• OBJECTIVE
Please transcribe the data that follows without the pictures, keeping every word the same.

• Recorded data
<<<<
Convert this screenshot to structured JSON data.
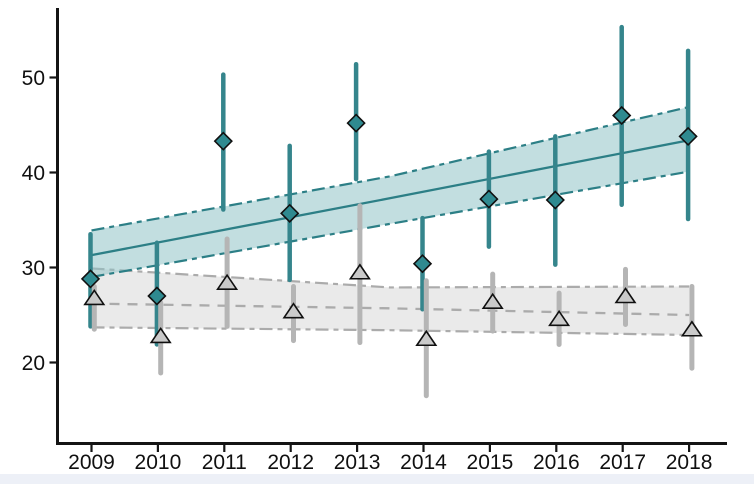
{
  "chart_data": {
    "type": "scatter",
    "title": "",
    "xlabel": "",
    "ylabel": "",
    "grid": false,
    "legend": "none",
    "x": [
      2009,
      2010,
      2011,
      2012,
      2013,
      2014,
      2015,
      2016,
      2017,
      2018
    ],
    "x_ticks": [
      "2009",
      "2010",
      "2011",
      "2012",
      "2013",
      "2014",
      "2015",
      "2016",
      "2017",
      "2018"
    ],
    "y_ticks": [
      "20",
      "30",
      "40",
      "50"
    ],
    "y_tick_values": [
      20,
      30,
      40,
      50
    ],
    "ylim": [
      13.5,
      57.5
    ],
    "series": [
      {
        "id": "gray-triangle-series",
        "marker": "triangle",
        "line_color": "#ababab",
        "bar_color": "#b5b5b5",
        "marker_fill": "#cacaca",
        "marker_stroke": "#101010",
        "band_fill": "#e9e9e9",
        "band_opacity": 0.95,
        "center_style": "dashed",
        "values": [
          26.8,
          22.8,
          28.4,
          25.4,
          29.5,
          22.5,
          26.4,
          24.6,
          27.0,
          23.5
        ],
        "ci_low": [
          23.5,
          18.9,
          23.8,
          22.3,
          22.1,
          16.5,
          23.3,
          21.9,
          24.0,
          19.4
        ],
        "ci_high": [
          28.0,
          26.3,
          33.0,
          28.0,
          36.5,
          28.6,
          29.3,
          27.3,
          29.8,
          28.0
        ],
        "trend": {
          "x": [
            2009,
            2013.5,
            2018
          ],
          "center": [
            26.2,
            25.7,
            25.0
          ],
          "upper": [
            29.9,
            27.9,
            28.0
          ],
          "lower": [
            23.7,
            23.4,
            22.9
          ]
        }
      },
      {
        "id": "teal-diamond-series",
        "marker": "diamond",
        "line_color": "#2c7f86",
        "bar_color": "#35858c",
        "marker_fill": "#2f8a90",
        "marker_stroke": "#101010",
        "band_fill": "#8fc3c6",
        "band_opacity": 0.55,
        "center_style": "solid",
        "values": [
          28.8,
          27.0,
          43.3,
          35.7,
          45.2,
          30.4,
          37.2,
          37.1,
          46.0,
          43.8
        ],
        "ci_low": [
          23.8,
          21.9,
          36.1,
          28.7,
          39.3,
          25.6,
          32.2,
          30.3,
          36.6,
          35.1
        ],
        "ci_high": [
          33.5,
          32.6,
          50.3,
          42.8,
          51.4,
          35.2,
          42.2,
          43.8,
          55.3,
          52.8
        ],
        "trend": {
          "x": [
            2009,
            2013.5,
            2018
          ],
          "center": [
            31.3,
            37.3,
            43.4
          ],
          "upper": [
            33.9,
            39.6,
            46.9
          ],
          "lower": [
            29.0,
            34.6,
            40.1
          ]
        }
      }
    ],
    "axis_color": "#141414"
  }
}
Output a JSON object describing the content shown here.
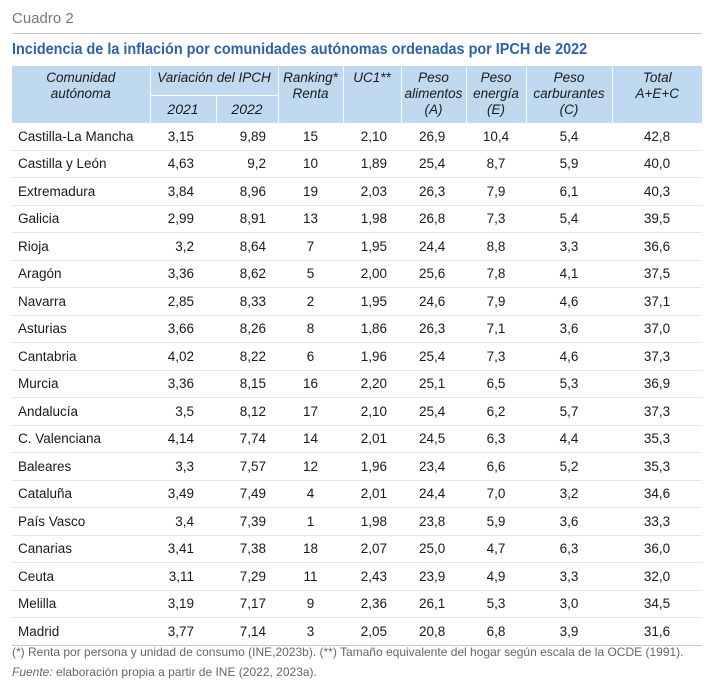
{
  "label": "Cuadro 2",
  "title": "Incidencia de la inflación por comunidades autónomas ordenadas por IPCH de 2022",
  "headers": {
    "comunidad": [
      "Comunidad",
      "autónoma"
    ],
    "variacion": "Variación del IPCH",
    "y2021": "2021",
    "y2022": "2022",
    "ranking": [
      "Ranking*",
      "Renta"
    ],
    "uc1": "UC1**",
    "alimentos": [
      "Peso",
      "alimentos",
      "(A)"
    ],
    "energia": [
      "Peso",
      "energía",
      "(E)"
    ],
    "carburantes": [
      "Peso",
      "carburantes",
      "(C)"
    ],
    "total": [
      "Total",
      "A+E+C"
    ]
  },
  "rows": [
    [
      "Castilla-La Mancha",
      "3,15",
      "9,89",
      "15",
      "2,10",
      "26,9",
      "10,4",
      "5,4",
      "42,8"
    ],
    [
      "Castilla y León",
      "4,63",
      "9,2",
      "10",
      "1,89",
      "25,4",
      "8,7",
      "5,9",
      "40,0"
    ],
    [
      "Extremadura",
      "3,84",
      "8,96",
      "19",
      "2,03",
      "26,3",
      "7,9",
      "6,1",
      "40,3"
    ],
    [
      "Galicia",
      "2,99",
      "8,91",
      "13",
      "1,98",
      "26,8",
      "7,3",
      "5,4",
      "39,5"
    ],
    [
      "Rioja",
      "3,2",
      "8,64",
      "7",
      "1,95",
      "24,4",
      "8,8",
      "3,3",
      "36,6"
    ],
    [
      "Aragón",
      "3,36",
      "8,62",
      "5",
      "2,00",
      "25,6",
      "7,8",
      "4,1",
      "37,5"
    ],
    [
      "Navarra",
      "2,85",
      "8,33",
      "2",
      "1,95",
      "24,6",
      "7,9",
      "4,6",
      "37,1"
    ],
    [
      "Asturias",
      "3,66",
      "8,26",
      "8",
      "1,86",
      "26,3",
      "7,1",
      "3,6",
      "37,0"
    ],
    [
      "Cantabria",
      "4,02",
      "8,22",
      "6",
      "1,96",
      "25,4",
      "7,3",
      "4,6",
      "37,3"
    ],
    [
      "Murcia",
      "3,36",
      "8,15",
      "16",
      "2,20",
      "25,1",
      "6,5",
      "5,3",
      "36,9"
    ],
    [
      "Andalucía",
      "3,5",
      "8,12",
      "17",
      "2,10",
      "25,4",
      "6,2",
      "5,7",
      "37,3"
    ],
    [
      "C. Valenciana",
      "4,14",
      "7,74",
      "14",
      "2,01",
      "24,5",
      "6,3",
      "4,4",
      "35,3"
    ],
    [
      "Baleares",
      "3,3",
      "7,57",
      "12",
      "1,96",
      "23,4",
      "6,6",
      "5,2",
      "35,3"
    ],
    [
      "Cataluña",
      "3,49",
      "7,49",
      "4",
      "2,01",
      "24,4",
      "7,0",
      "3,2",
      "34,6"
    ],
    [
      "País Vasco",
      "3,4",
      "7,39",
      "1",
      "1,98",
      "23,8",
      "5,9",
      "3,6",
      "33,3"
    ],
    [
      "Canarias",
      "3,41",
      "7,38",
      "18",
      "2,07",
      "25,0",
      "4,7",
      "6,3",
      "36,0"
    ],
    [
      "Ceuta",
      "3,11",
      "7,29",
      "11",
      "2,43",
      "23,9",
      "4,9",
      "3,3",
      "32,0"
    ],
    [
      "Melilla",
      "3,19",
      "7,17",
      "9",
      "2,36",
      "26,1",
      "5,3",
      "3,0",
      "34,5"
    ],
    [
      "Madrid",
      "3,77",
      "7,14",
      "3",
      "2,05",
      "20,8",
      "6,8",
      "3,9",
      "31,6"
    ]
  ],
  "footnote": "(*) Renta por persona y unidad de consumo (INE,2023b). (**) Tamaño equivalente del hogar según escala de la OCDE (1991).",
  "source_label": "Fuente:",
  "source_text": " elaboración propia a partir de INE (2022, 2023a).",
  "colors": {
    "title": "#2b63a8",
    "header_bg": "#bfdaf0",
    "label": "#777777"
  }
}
>>>>
• ANSWER IN FULL
Convert this screenshot to structured JSON data.
{
  "chart_data": {
    "type": "scatter",
    "title": "",
    "xlabel": "",
    "ylabel": "",
    "grid": false,
    "legend": "none",
    "x": [
      2009,
      2010,
      2011,
      2012,
      2013,
      2014,
      2015,
      2016,
      2017,
      2018
    ],
    "x_ticks": [
      "2009",
      "2010",
      "2011",
      "2012",
      "2013",
      "2014",
      "2015",
      "2016",
      "2017",
      "2018"
    ],
    "y_ticks": [
      "20",
      "30",
      "40",
      "50"
    ],
    "y_tick_values": [
      20,
      30,
      40,
      50
    ],
    "ylim": [
      13.5,
      57.5
    ],
    "series": [
      {
        "id": "gray-triangle-series",
        "marker": "triangle",
        "line_color": "#ababab",
        "bar_color": "#b5b5b5",
        "marker_fill": "#cacaca",
        "marker_stroke": "#101010",
        "band_fill": "#e9e9e9",
        "band_opacity": 0.95,
        "center_style": "dashed",
        "values": [
          26.8,
          22.8,
          28.4,
          25.4,
          29.5,
          22.5,
          26.4,
          24.6,
          27.0,
          23.5
        ],
        "ci_low": [
          23.5,
          18.9,
          23.8,
          22.3,
          22.1,
          16.5,
          23.3,
          21.9,
          24.0,
          19.4
        ],
        "ci_high": [
          28.0,
          26.3,
          33.0,
          28.0,
          36.5,
          28.6,
          29.3,
          27.3,
          29.8,
          28.0
        ],
        "trend": {
          "x": [
            2009,
            2013.5,
            2018
          ],
          "center": [
            26.2,
            25.7,
            25.0
          ],
          "upper": [
            29.9,
            27.9,
            28.0
          ],
          "lower": [
            23.7,
            23.4,
            22.9
          ]
        }
      },
      {
        "id": "teal-diamond-series",
        "marker": "diamond",
        "line_color": "#2c7f86",
        "bar_color": "#35858c",
        "marker_fill": "#2f8a90",
        "marker_stroke": "#101010",
        "band_fill": "#8fc3c6",
        "band_opacity": 0.55,
        "center_style": "solid",
        "values": [
          28.8,
          27.0,
          43.3,
          35.7,
          45.2,
          30.4,
          37.2,
          37.1,
          46.0,
          43.8
        ],
        "ci_low": [
          23.8,
          21.9,
          36.1,
          28.7,
          39.3,
          25.6,
          32.2,
          30.3,
          36.6,
          35.1
        ],
        "ci_high": [
          33.5,
          32.6,
          50.3,
          42.8,
          51.4,
          35.2,
          42.2,
          43.8,
          55.3,
          52.8
        ],
        "trend": {
          "x": [
            2009,
            2013.5,
            2018
          ],
          "center": [
            31.3,
            37.3,
            43.4
          ],
          "upper": [
            33.9,
            39.6,
            46.9
          ],
          "lower": [
            29.0,
            34.6,
            40.1
          ]
        }
      }
    ],
    "axis_color": "#141414"
  }
}
Output a JSON object describing the content shown here.
{
  "label": "Cuadro 2",
  "title": "Incidencia de la inflación por comunidades autónomas ordenadas por IPCH de 2022",
  "headers": {
    "comunidad": [
      "Comunidad",
      "autónoma"
    ],
    "variacion": "Variación del IPCH",
    "y2021": "2021",
    "y2022": "2022",
    "ranking": [
      "Ranking*",
      "Renta"
    ],
    "uc1": "UC1**",
    "alimentos": [
      "Peso",
      "alimentos",
      "(A)"
    ],
    "energia": [
      "Peso",
      "energía",
      "(E)"
    ],
    "carburantes": [
      "Peso",
      "carburantes",
      "(C)"
    ],
    "total": [
      "Total",
      "A+E+C"
    ]
  },
  "rows": [
    [
      "Castilla-La Mancha",
      "3,15",
      "9,89",
      "15",
      "2,10",
      "26,9",
      "10,4",
      "5,4",
      "42,8"
    ],
    [
      "Castilla y León",
      "4,63",
      "9,2",
      "10",
      "1,89",
      "25,4",
      "8,7",
      "5,9",
      "40,0"
    ],
    [
      "Extremadura",
      "3,84",
      "8,96",
      "19",
      "2,03",
      "26,3",
      "7,9",
      "6,1",
      "40,3"
    ],
    [
      "Galicia",
      "2,99",
      "8,91",
      "13",
      "1,98",
      "26,8",
      "7,3",
      "5,4",
      "39,5"
    ],
    [
      "Rioja",
      "3,2",
      "8,64",
      "7",
      "1,95",
      "24,4",
      "8,8",
      "3,3",
      "36,6"
    ],
    [
      "Aragón",
      "3,36",
      "8,62",
      "5",
      "2,00",
      "25,6",
      "7,8",
      "4,1",
      "37,5"
    ],
    [
      "Navarra",
      "2,85",
      "8,33",
      "2",
      "1,95",
      "24,6",
      "7,9",
      "4,6",
      "37,1"
    ],
    [
      "Asturias",
      "3,66",
      "8,26",
      "8",
      "1,86",
      "26,3",
      "7,1",
      "3,6",
      "37,0"
    ],
    [
      "Cantabria",
      "4,02",
      "8,22",
      "6",
      "1,96",
      "25,4",
      "7,3",
      "4,6",
      "37,3"
    ],
    [
      "Murcia",
      "3,36",
      "8,15",
      "16",
      "2,20",
      "25,1",
      "6,5",
      "5,3",
      "36,9"
    ],
    [
      "Andalucía",
      "3,5",
      "8,12",
      "17",
      "2,10",
      "25,4",
      "6,2",
      "5,7",
      "37,3"
    ],
    [
      "C. Valenciana",
      "4,14",
      "7,74",
      "14",
      "2,01",
      "24,5",
      "6,3",
      "4,4",
      "35,3"
    ],
    [
      "Baleares",
      "3,3",
      "7,57",
      "12",
      "1,96",
      "23,4",
      "6,6",
      "5,2",
      "35,3"
    ],
    [
      "Cataluña",
      "3,49",
      "7,49",
      "4",
      "2,01",
      "24,4",
      "7,0",
      "3,2",
      "34,6"
    ],
    [
      "País Vasco",
      "3,4",
      "7,39",
      "1",
      "1,98",
      "23,8",
      "5,9",
      "3,6",
      "33,3"
    ],
    [
      "Canarias",
      "3,41",
      "7,38",
      "18",
      "2,07",
      "25,0",
      "4,7",
      "6,3",
      "36,0"
    ],
    [
      "Ceuta",
      "3,11",
      "7,29",
      "11",
      "2,43",
      "23,9",
      "4,9",
      "3,3",
      "32,0"
    ],
    [
      "Melilla",
      "3,19",
      "7,17",
      "9",
      "2,36",
      "26,1",
      "5,3",
      "3,0",
      "34,5"
    ],
    [
      "Madrid",
      "3,77",
      "7,14",
      "3",
      "2,05",
      "20,8",
      "6,8",
      "3,9",
      "31,6"
    ]
  ],
  "footnote": "(*) Renta por persona y unidad de consumo (INE,2023b). (**) Tamaño equivalente del hogar según escala de la OCDE (1991).",
  "source_label": "Fuente:",
  "source_text": " elaboración propia a partir de INE (2022, 2023a).",
  "colors": {
    "title": "#2b63a8",
    "header_bg": "#bfdaf0",
    "label": "#777777"
  }
}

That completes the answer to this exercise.